TASK DESCRIPTION: Set down the records once more, please, exactly and with the pictures left out.

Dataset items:
▬▬▬▬▬▬▬▬▬▬

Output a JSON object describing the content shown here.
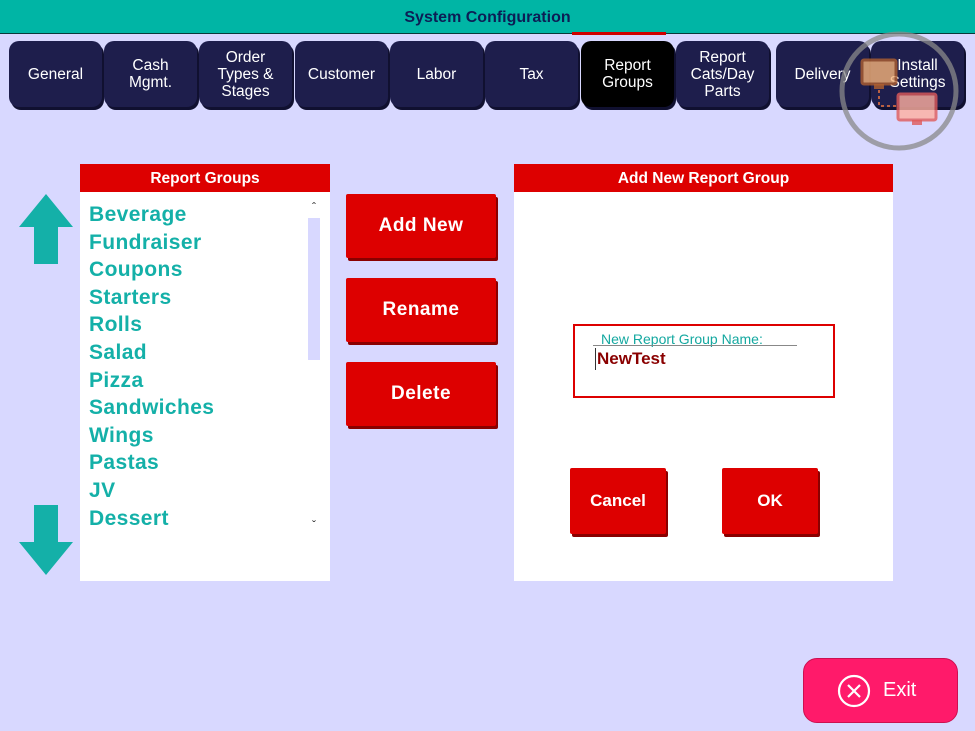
{
  "window": {
    "title": "System Configuration"
  },
  "tabs": [
    {
      "label": "General"
    },
    {
      "label": "Cash\nMgmt."
    },
    {
      "label": "Order\nTypes &\nStages"
    },
    {
      "label": "Customer"
    },
    {
      "label": "Labor"
    },
    {
      "label": "Tax"
    },
    {
      "label": "Report\nGroups",
      "active": true
    },
    {
      "label": "Report\nCats/Day\nParts"
    },
    {
      "label": "Delivery"
    },
    {
      "label": "Install\nSettings"
    }
  ],
  "report_groups": {
    "title": "Report Groups",
    "items": [
      "Beverage",
      "Fundraiser",
      "Coupons",
      "Starters",
      "Rolls",
      "Salad",
      "Pizza",
      "Sandwiches",
      "Wings",
      "Pastas",
      "JV",
      "Dessert"
    ]
  },
  "actions": {
    "add_new": "Add New",
    "rename": "Rename",
    "delete": "Delete"
  },
  "add_group": {
    "title": "Add New Report Group",
    "field_label": "New Report Group Name:",
    "field_value": "NewTest",
    "cancel": "Cancel",
    "ok": "OK"
  },
  "exit": {
    "label": "Exit"
  },
  "colors": {
    "accent_teal": "#00b5a5",
    "header_red": "#dd0000",
    "list_text": "#14b0a8",
    "tab_bg": "#1e1e4c",
    "exit_pink": "#ff1a6a",
    "page_bg": "#d8d8ff"
  },
  "icons": [
    "arrow-up-icon",
    "arrow-down-icon",
    "sync-computers-icon",
    "close-circle-icon",
    "scroll-up-icon",
    "scroll-down-icon"
  ]
}
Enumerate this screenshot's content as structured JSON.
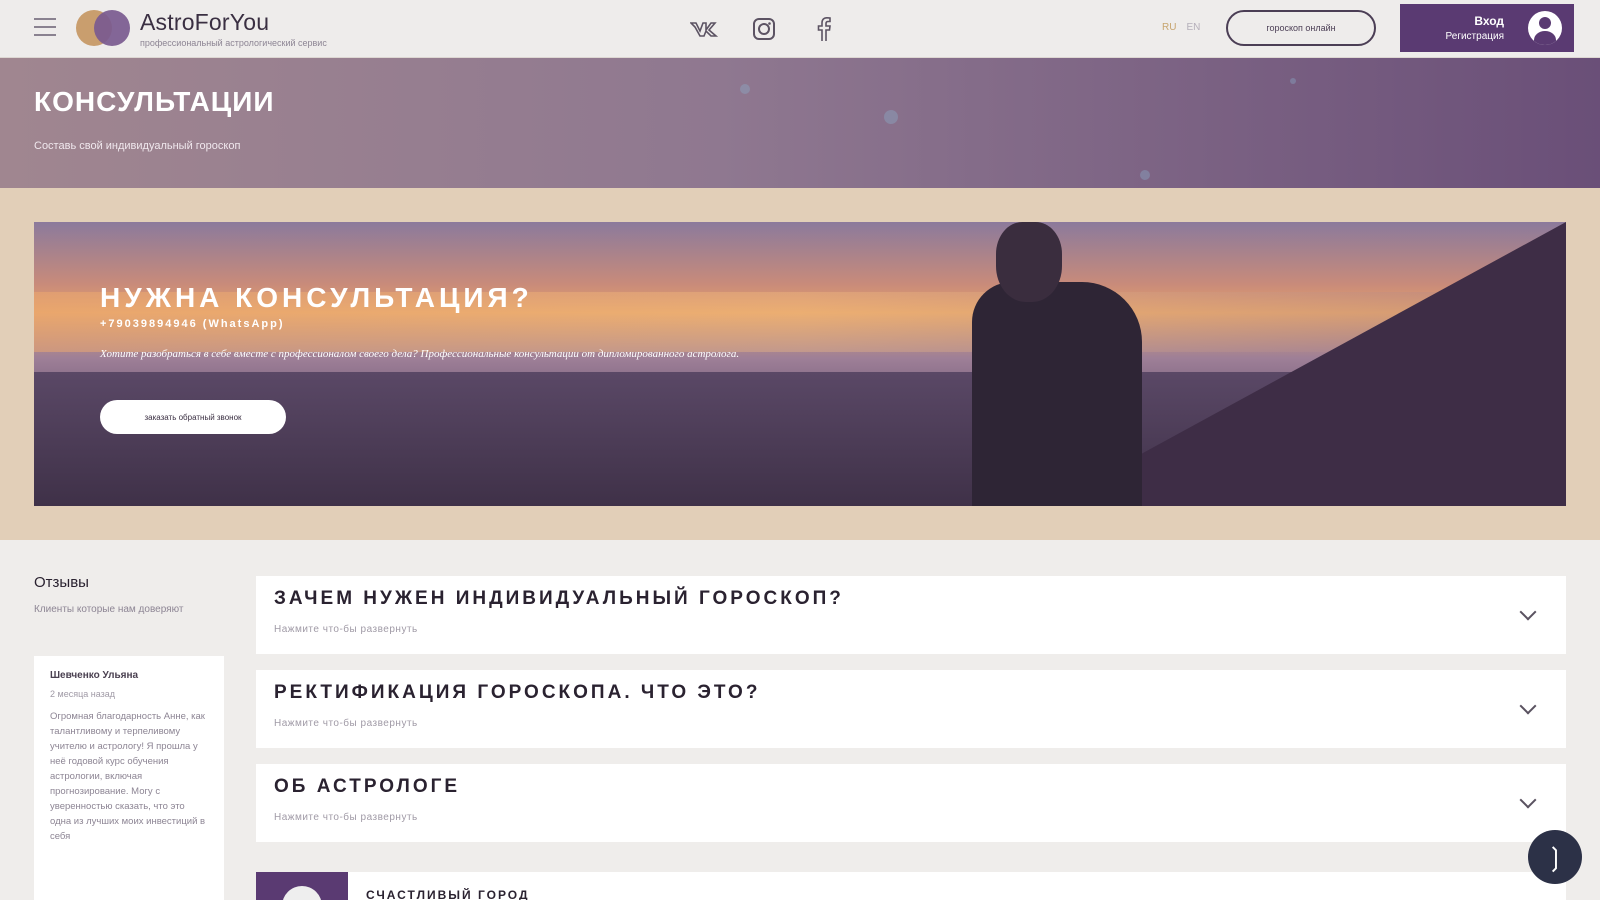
{
  "header": {
    "brand_name": "AstroForYou",
    "brand_tagline": "профессиональный астрологический сервис",
    "socials": [
      "vk-icon",
      "instagram-icon",
      "facebook-icon"
    ],
    "lang_ru": "RU",
    "lang_en": "EN",
    "online_button": "гороскоп онлайн",
    "login": "Вход",
    "register": "Регистрация"
  },
  "hero": {
    "title": "КОНСУЛЬТАЦИИ",
    "subtitle": "Составь свой индивидуальный гороскоп"
  },
  "banner": {
    "title": "НУЖНА КОНСУЛЬТАЦИЯ?",
    "phone": "+79039894946 (WhatsApp)",
    "description": "Хотите разобраться в себе вместе с профессионалом своего дела? Профессиональные консультации от дипломированного астролога.",
    "cta": "заказать обратный звонок"
  },
  "reviews": {
    "title": "Отзывы",
    "subtitle": "Клиенты которые нам доверяют",
    "card": {
      "author": "Шевченко Ульяна",
      "time": "2 месяца назад",
      "text": "Огромная благодарность Анне, как талантливому и терпеливому учителю и астрологу! Я прошла у неё годовой курс обучения астрологии, включая прогнозирование. Могу с уверенностью сказать, что это одна из лучших моих инвестиций в себя"
    }
  },
  "accordion": [
    {
      "title": "ЗАЧЕМ НУЖЕН ИНДИВИДУАЛЬНЫЙ ГОРОСКОП?",
      "hint": "Нажмите что-бы развернуть"
    },
    {
      "title": "РЕКТИФИКАЦИЯ ГОРОСКОПА. ЧТО ЭТО?",
      "hint": "Нажмите что-бы развернуть"
    },
    {
      "title": "ОБ АСТРОЛОГЕ",
      "hint": "Нажмите что-бы развернуть"
    }
  ],
  "bottom_card": {
    "title": "СЧАСТЛИВЫЙ ГОРОД"
  },
  "colors": {
    "accent_purple": "#5a3a72",
    "gold": "#c99e6e",
    "beige": "#e2cfb8"
  }
}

▬▬▬▬▬▬▬▬▬▬

PROBLEM SOLUTION:
Output a JSON object describing the content shown here.
{
  "window": {
    "title": "System Configuration"
  },
  "tabs": [
    {
      "label": "General"
    },
    {
      "label": "Cash\nMgmt."
    },
    {
      "label": "Order\nTypes &\nStages"
    },
    {
      "label": "Customer"
    },
    {
      "label": "Labor"
    },
    {
      "label": "Tax"
    },
    {
      "label": "Report\nGroups",
      "active": true
    },
    {
      "label": "Report\nCats/Day\nParts"
    },
    {
      "label": "Delivery"
    },
    {
      "label": "Install\nSettings"
    }
  ],
  "report_groups": {
    "title": "Report Groups",
    "items": [
      "Beverage",
      "Fundraiser",
      "Coupons",
      "Starters",
      "Rolls",
      "Salad",
      "Pizza",
      "Sandwiches",
      "Wings",
      "Pastas",
      "JV",
      "Dessert"
    ]
  },
  "actions": {
    "add_new": "Add New",
    "rename": "Rename",
    "delete": "Delete"
  },
  "add_group": {
    "title": "Add New Report Group",
    "field_label": "New Report Group Name:",
    "field_value": "NewTest",
    "cancel": "Cancel",
    "ok": "OK"
  },
  "exit": {
    "label": "Exit"
  },
  "colors": {
    "accent_teal": "#00b5a5",
    "header_red": "#dd0000",
    "list_text": "#14b0a8",
    "tab_bg": "#1e1e4c",
    "exit_pink": "#ff1a6a",
    "page_bg": "#d8d8ff"
  },
  "icons": [
    "arrow-up-icon",
    "arrow-down-icon",
    "sync-computers-icon",
    "close-circle-icon",
    "scroll-up-icon",
    "scroll-down-icon"
  ]
}
Enumerate this screenshot's content as structured JSON.
{
  "header": {
    "brand_name": "AstroForYou",
    "brand_tagline": "профессиональный астрологический сервис",
    "socials": [
      "vk-icon",
      "instagram-icon",
      "facebook-icon"
    ],
    "lang_ru": "RU",
    "lang_en": "EN",
    "online_button": "гороскоп онлайн",
    "login": "Вход",
    "register": "Регистрация"
  },
  "hero": {
    "title": "КОНСУЛЬТАЦИИ",
    "subtitle": "Составь свой индивидуальный гороскоп"
  },
  "banner": {
    "title": "НУЖНА КОНСУЛЬТАЦИЯ?",
    "phone": "+79039894946 (WhatsApp)",
    "description": "Хотите разобраться в себе вместе с профессионалом своего дела? Профессиональные консультации от дипломированного астролога.",
    "cta": "заказать обратный звонок"
  },
  "reviews": {
    "title": "Отзывы",
    "subtitle": "Клиенты которые нам доверяют",
    "card": {
      "author": "Шевченко Ульяна",
      "time": "2 месяца назад",
      "text": "Огромная благодарность Анне, как талантливому и терпеливому учителю и астрологу! Я прошла у неё годовой курс обучения астрологии, включая прогнозирование. Могу с уверенностью сказать, что это одна из лучших моих инвестиций в себя"
    }
  },
  "accordion": [
    {
      "title": "ЗАЧЕМ НУЖЕН ИНДИВИДУАЛЬНЫЙ ГОРОСКОП?",
      "hint": "Нажмите что-бы развернуть"
    },
    {
      "title": "РЕКТИФИКАЦИЯ ГОРОСКОПА. ЧТО ЭТО?",
      "hint": "Нажмите что-бы развернуть"
    },
    {
      "title": "ОБ АСТРОЛОГЕ",
      "hint": "Нажмите что-бы развернуть"
    }
  ],
  "bottom_card": {
    "title": "СЧАСТЛИВЫЙ ГОРОД"
  },
  "colors": {
    "accent_purple": "#5a3a72",
    "gold": "#c99e6e",
    "beige": "#e2cfb8"
  }
}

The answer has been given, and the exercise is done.